Material to process START
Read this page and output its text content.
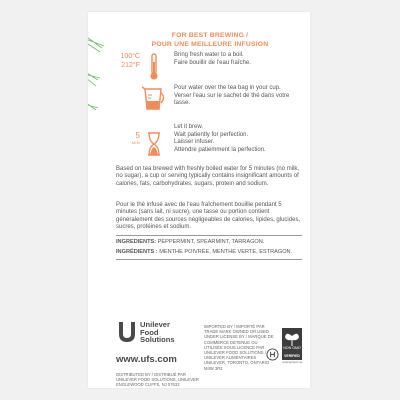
FOR BEST BREWING /
POUR UNE MEILLEURE INFUSION
100°C
212°F

Bring fresh water to a boil.

Faire bouillir de l'eau fraîche.

Pour water over the tea bag in your cup.

Verser l'eau sur le sachet de thé dans votre tasse.

5
MIN

Let it brew.

Wait patiently for perfection.

Laisser infuser.

Attendre patiemment la perfection.

Based on tea brewed with freshly boiled water for 5 minutes (no milk, no sugar), a cup or serving typically contains insignificant amounts of calories, fats, carbohydrates, sugars, protein and sodium.
Pour le thé infusé avec de l'eau fraîchement bouillie pendant 5 minutes (sans lait, ni sucre), une tasse ou portion contient généralement des sources négligeables de calories, lipides, glucides, sucres, protéines et sodium.
INGREDIENTS: PEPPERMINT, SPEARMINT, TARRAGON.
INGRÉDIENTS : MENTHE POIVRÉE, MENTHE VERTE, ESTRAGON.
Unilever
Food
Solutions
www.ufs.com
DISTRIBUTED BY / DISTRIBUÉ PAR UNILEVER FOOD SOLUTIONS, UNILEVER ENGLEWOOD CLIFFS, NJ 07632
IMPORTED BY / IMPORTÉ PAR TRADE MARK OWNED OR USED UNDER LICENSE BY / MARQUE DE COMMERCE DÉTENUE OU UTILISÉE SOUS LICENCE PAR UNILEVER FOOD SOLUTIONS / UNILEVER ALIMENTAIRES UNILEVER, TORONTO, ONTARIO M4W 3R2
NON GMO
VERIFIED
nongmoproject.org
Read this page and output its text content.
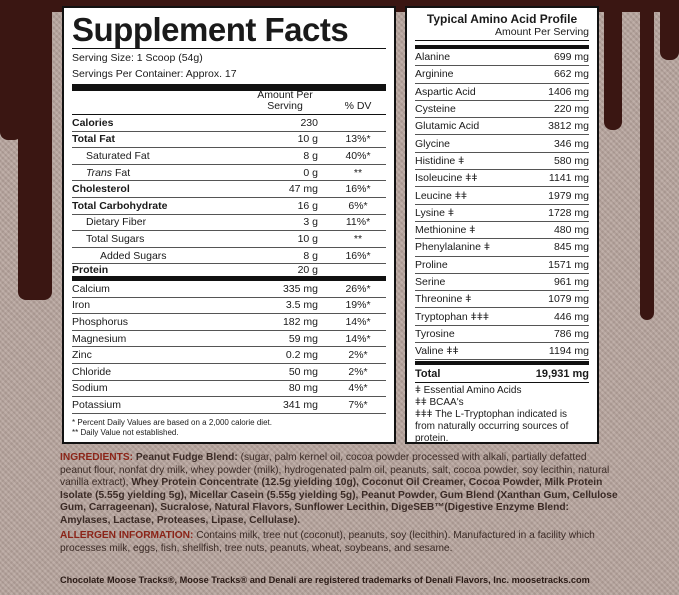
Supplement Facts
Serving Size: 1 Scoop (54g)
Servings Per Container: Approx. 17
Amount Per Serving	% DV
Calories	230
Total Fat	10 g	13%*
Saturated Fat	8 g	40%*
Trans Fat	0 g	**
Cholesterol	47 mg	16%*
Total Carbohydrate	16 g	6%*
Dietary Fiber	3 g	11%*
Total Sugars	10 g	**
Added Sugars	8 g	16%*
Protein	20 g
Calcium	335 mg	26%*
Iron	3.5 mg	19%*
Phosphorus	182 mg	14%*
Magnesium	59 mg	14%*
Zinc	0.2 mg	2%*
Chloride	50 mg	2%*
Sodium	80 mg	4%*
Potassium	341 mg	7%*
* Percent Daily Values are based on a 2,000 calorie diet.
** Daily Value not established.
Typical Amino Acid Profile
Amount Per Serving
Alanine	699 mg
Arginine	662 mg
Aspartic Acid	1406 mg
Cysteine	220 mg
Glutamic Acid	3812 mg
Glycine	346 mg
Histidine ǂ	580 mg
Isoleucine ǂǂ	1141 mg
Leucine ǂǂ	1979 mg
Lysine ǂ	1728 mg
Methionine ǂ	480 mg
Phenylalanine ǂ	845 mg
Proline	1571 mg
Serine	961 mg
Threonine ǂ	1079 mg
Tryptophan ǂǂǂ	446 mg
Tyrosine	786 mg
Valine ǂǂ	1194 mg
Total	19,931 mg
ǂ Essential Amino Acids
ǂǂ BCAA's
ǂǂǂ The L-Tryptophan indicated is from naturally occurring sources of protein.
INGREDIENTS: Peanut Fudge Blend: (sugar, palm kernel oil, cocoa powder processed with alkali, partially defatted peanut flour, nonfat dry milk, whey powder (milk), hydrogenated palm oil, peanuts, salt, cocoa powder, soy lecithin, natural vanilla extract), Whey Protein Concentrate (12.5g yielding 10g), Coconut Oil Creamer, Cocoa Powder, Milk Protein Isolate (5.55g yielding 5g), Micellar Casein (5.55g yielding 5g), Peanut Powder, Gum Blend (Xanthan Gum, Cellulose Gum, Carrageenan), Sucralose, Natural Flavors, Sunflower Lecithin, DigeSEB™(Digestive Enzyme Blend: Amylases, Lactase, Proteases, Lipase, Cellulase).
ALLERGEN INFORMATION: Contains milk, tree nut (coconut), peanuts, soy (lecithin). Manufactured in a facility which processes milk, eggs, fish, shellfish, tree nuts, peanuts, wheat, soybeans, and sesame.
Chocolate Moose Tracks®, Moose Tracks® and Denali are registered trademarks of Denali Flavors, Inc. moosetracks.com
Material to process END
**Instructions to follow**
Every line above with the word "Daily" belongs in the answer, copied as written.

**Your solution**
* Percent Daily Values are based on a 2,000 calorie diet.
** Daily Value not established.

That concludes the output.